Text provided:
┏━━

Fibronectin43, which is believed to bind cells to the extracellular matrix, and tenascin are present in HERS during odontoblast differentiation, and later at the attachment site of periodontal ligament to the root surface. Osteonectin, osteocalcin and laminin are other matrix components found in cementum. Osteonectin is expressed by cementoblasts producing cellular extrinsic fiber cementum and cellular intrinsic fiber cementum44. Osteocalcin appears to be involved in the mineralization process45. The proteoglycans, small proteins that are widely distributed in mammalian species, are also present in cementum46. Biochemical analysis of extracts of human cementum have identified chondroitin sulfate, dermatan sulfate and hyaluronic acid47.

The enzyme alkaline phosphatase is believed to participate in cementum mineralization. In rat molars, the enzyme is heterogeneously distributed in the periodontal ligament, with the highest activity being found adjacent to alveolar bone and cementum. The enzyme activity adjacent to cellular intrinsic fiber cementum is higher than that to acellular extrinsic fiber cementum, and the thickness of the later correlates positively with the enzyme activity48.

Several polypeptide growth factors with ability to promote proliferation and differentiation of putative cementoblasts are found in cementum matrix. These include BMP-2, -3 and –4, PDGF, α-and β-FGFs, TGFβ, PTH and IGF-13-4,49. While these molecules have been called growth factors, their role during tooth development does not appear to be related to proliferative activity. In fact, some TGFbs and PTH-related protein may have a role in regulating cell differentiation and subsequently mineralization49-50.

┗━━

Information provided:
┏━━

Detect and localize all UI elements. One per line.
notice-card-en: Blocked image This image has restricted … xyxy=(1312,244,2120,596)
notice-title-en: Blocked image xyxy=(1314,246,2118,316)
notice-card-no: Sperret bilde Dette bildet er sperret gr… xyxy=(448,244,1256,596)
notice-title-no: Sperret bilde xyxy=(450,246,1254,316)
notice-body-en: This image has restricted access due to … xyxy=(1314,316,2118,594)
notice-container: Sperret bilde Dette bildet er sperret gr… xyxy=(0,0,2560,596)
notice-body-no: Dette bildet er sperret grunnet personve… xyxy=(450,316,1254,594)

┗━━

Your task:
Carry on the text about the matrix components of cementum, starting right after its last sentence. The data has nothing to do with what you're asked to do here.

Answer space:
It is important to know that many of these components are also present in bone; however, molecules unique to cementum have also been described. One of these is an IGF-1 isoform, referred to as cementum growth factor (CGF), now considered to be an insulin-like growth factor1-like molecule, with similar properties to those of IGF-1, but larger than IGF-1 in molecular size51. The second molecule is a collagenous protein referred to as cementum attachment protein (CAP). Antibodies to CAP immunostain only cementum and not other periodontal components or other tissues52. In bovine tooth germs, the CAP is expressed by cementoblasts, and in cementum its expression pattern is different from that of type I collagen53. CAP promotes the adhesion and spreading of mesenchymal cells; however, it promotes the adhesion of mineralized-tissue-forming cells, preferentially54-55.

Cementum and Periodontal Regeneration

Although the extent of injury and the amount of lost tissue that must be filled are important determinants, whether a damaged tissue heals by regeneration or repair depends on two crucial factors: the availability of needed cell types and the presence or absence of the cues, and signals necessary to recruit and stimulate these cells.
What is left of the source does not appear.